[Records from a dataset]
— START —

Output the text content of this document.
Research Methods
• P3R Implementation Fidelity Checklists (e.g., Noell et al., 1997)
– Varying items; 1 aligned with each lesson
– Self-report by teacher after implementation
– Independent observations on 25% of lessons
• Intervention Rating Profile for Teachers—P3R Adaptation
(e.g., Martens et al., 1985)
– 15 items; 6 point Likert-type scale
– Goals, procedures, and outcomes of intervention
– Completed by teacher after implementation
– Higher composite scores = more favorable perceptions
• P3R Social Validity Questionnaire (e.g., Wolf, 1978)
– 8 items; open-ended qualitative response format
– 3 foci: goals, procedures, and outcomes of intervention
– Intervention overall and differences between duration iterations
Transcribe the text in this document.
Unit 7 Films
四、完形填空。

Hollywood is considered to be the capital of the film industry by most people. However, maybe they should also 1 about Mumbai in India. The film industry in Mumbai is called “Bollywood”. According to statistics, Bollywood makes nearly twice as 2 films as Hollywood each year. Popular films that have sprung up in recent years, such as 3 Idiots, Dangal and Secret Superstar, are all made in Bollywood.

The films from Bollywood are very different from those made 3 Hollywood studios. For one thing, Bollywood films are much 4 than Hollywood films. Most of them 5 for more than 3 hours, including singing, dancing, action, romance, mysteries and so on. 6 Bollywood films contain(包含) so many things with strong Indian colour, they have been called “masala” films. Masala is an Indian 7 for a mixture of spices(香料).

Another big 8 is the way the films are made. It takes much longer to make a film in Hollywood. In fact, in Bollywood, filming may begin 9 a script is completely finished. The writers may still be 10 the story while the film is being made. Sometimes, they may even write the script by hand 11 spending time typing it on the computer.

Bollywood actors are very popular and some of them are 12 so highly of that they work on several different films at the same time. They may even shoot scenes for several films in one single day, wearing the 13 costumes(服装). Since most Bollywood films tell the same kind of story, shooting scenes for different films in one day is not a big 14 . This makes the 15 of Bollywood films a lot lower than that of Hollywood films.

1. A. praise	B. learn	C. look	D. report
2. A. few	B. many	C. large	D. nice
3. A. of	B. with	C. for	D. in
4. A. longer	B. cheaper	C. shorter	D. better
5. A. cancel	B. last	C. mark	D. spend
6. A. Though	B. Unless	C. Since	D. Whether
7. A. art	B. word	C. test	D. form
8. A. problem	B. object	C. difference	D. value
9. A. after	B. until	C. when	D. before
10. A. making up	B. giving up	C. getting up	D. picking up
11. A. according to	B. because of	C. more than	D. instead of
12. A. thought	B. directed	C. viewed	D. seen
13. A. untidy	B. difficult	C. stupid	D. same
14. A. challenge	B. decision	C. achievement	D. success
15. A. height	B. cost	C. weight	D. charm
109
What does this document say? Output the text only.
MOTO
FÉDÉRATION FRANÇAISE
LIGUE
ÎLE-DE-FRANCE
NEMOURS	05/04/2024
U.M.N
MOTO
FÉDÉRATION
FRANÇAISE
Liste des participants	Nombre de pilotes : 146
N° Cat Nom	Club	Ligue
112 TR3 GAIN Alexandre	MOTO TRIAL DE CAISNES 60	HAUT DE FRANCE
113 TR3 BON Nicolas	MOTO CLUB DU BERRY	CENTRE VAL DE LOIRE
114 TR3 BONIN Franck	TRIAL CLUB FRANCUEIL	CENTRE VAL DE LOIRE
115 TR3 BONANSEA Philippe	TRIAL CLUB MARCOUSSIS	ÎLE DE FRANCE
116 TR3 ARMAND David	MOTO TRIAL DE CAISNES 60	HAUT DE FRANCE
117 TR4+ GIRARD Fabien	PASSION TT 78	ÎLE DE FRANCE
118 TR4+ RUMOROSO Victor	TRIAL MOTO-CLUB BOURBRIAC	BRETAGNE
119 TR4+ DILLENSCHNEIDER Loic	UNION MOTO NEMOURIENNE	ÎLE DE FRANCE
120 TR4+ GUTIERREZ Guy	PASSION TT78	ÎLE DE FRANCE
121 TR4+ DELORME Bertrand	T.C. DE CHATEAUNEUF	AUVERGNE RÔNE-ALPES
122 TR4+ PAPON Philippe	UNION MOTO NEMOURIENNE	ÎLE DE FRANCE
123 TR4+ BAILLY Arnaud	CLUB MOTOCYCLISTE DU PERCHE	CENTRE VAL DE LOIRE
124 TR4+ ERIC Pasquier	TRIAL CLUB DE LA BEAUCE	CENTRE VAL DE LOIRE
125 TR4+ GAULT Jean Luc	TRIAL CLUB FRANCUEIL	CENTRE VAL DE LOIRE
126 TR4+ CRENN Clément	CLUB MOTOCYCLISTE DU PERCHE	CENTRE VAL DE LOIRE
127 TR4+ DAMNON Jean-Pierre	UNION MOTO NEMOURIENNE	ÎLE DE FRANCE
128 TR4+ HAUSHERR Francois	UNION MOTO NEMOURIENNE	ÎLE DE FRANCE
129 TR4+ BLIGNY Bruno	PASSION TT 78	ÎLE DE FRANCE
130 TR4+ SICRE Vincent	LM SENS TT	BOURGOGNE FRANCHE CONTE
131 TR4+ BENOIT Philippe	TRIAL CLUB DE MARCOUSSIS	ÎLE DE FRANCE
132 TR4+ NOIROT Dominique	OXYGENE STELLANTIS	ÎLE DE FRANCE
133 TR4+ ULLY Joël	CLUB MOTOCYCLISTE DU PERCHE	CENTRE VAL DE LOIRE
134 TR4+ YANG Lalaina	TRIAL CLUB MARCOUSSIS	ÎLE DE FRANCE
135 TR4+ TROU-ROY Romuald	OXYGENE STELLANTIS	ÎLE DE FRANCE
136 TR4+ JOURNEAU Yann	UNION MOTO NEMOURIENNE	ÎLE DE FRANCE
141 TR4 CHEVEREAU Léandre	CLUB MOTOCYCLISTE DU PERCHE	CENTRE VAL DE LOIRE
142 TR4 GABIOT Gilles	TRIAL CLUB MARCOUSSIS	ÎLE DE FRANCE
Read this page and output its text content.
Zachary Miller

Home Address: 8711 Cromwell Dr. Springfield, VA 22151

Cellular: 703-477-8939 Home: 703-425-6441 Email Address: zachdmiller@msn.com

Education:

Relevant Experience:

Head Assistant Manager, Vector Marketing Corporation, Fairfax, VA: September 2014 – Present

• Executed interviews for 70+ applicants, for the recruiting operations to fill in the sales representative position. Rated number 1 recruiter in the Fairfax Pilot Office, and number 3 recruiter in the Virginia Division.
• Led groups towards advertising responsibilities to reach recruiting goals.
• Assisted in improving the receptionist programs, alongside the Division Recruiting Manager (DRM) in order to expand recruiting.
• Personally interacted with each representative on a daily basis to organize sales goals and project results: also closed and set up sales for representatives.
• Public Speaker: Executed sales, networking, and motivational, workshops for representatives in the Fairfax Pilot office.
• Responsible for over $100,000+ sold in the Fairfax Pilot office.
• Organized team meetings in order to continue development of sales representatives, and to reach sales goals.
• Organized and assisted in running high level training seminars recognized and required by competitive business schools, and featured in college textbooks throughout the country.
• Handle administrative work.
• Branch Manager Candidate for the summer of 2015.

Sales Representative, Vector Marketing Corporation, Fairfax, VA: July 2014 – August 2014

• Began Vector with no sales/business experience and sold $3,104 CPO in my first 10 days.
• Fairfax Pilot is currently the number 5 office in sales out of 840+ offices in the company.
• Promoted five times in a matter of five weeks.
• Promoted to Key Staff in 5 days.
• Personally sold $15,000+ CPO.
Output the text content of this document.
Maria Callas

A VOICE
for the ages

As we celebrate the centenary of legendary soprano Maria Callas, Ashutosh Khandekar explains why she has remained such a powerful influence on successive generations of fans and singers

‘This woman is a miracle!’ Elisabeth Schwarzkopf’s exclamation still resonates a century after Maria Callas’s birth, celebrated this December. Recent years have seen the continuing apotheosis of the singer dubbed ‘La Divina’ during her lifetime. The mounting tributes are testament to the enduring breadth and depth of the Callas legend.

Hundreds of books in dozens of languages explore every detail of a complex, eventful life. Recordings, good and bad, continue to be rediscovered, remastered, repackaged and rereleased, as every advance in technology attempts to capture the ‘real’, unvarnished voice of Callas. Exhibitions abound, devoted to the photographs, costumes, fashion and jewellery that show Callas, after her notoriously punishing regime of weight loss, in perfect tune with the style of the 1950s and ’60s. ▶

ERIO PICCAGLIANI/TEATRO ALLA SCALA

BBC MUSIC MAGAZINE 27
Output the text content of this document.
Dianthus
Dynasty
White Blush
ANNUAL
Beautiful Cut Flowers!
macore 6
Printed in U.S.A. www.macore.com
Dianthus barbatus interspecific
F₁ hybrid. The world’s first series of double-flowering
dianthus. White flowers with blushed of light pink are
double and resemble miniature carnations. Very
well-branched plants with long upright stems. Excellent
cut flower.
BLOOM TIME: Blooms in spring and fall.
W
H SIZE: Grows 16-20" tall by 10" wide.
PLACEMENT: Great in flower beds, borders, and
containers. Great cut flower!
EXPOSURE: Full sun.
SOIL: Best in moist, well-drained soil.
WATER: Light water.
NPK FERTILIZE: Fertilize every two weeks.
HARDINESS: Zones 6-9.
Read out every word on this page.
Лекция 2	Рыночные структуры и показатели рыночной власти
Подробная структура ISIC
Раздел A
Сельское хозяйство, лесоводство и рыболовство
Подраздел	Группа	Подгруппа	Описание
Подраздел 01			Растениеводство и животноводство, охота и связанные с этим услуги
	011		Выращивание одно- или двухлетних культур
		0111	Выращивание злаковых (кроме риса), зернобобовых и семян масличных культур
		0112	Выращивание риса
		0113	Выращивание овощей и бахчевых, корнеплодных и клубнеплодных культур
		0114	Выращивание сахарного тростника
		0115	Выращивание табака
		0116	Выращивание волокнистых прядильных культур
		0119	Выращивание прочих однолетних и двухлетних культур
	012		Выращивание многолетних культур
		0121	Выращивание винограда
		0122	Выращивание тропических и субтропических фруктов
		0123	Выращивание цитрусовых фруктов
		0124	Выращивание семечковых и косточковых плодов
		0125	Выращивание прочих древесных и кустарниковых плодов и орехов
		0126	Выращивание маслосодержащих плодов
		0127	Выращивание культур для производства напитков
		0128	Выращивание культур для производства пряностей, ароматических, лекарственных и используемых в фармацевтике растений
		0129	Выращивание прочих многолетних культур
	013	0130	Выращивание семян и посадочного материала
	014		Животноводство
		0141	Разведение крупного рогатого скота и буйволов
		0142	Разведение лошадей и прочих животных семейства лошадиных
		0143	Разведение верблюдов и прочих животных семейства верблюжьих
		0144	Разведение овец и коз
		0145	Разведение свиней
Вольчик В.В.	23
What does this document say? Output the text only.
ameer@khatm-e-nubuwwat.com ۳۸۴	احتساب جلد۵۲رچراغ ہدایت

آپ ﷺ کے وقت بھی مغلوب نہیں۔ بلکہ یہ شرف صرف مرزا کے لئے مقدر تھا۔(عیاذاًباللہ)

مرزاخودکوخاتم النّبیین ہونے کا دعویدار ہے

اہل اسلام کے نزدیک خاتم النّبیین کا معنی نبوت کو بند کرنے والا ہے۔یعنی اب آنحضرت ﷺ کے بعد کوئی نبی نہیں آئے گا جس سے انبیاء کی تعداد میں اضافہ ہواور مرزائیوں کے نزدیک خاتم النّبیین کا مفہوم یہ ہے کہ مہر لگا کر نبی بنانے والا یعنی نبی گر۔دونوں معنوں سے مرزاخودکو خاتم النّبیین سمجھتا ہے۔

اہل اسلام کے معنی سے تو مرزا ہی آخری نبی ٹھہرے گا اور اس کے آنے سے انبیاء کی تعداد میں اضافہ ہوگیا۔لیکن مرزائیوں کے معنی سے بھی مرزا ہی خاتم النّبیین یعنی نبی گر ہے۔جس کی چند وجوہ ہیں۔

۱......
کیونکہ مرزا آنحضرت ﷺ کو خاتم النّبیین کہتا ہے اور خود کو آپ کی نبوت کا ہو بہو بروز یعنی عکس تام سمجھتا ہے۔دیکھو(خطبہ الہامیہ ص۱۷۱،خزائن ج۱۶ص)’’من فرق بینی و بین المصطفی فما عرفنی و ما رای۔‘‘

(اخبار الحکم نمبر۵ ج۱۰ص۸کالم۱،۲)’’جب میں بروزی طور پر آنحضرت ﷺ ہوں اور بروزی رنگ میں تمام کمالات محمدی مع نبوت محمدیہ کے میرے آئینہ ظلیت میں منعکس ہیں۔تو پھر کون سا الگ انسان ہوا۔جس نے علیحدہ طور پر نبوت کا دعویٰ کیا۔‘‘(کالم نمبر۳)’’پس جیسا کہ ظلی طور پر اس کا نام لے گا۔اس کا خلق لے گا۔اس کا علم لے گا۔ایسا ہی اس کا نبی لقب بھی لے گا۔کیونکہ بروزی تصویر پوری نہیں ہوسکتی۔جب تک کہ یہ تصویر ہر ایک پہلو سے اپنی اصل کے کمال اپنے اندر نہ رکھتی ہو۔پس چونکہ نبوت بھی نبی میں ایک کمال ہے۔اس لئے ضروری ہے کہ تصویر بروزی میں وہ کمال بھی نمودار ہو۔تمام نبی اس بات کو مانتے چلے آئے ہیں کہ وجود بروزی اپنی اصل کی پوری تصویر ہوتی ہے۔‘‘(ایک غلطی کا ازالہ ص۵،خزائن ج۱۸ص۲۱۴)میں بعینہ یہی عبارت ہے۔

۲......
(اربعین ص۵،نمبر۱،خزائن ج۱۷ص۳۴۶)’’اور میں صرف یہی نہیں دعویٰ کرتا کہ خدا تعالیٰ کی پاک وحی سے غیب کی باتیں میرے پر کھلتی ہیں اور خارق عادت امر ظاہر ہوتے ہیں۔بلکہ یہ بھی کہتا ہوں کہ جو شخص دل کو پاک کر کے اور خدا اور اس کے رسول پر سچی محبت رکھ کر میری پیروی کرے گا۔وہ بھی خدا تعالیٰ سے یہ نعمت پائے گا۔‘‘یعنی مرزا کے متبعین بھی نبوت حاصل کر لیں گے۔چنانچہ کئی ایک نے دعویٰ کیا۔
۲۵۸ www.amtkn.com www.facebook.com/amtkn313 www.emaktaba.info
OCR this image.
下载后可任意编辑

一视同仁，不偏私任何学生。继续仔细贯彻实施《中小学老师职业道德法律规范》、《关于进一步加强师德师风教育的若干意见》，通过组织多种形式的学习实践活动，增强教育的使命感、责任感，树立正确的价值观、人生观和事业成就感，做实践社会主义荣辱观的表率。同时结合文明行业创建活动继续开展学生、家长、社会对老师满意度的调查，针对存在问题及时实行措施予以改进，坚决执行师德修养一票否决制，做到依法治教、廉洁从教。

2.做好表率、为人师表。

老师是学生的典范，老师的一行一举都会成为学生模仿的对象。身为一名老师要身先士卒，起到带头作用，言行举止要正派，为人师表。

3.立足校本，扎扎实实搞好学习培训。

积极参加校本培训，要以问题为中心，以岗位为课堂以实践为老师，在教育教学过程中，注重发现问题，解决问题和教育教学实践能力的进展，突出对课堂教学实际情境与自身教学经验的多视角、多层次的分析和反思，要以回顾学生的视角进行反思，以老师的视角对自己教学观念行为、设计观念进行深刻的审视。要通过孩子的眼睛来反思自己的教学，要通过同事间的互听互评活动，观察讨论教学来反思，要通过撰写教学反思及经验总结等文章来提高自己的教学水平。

— END —

- What you will do -
Which lines of the material contain the string "items"? List each of them.

- Solution to this problem -
– Varying items; 1 aligned with each lesson
– 15 items; 6 point Likert-type scale
– 8 items; open-ended qualitative response format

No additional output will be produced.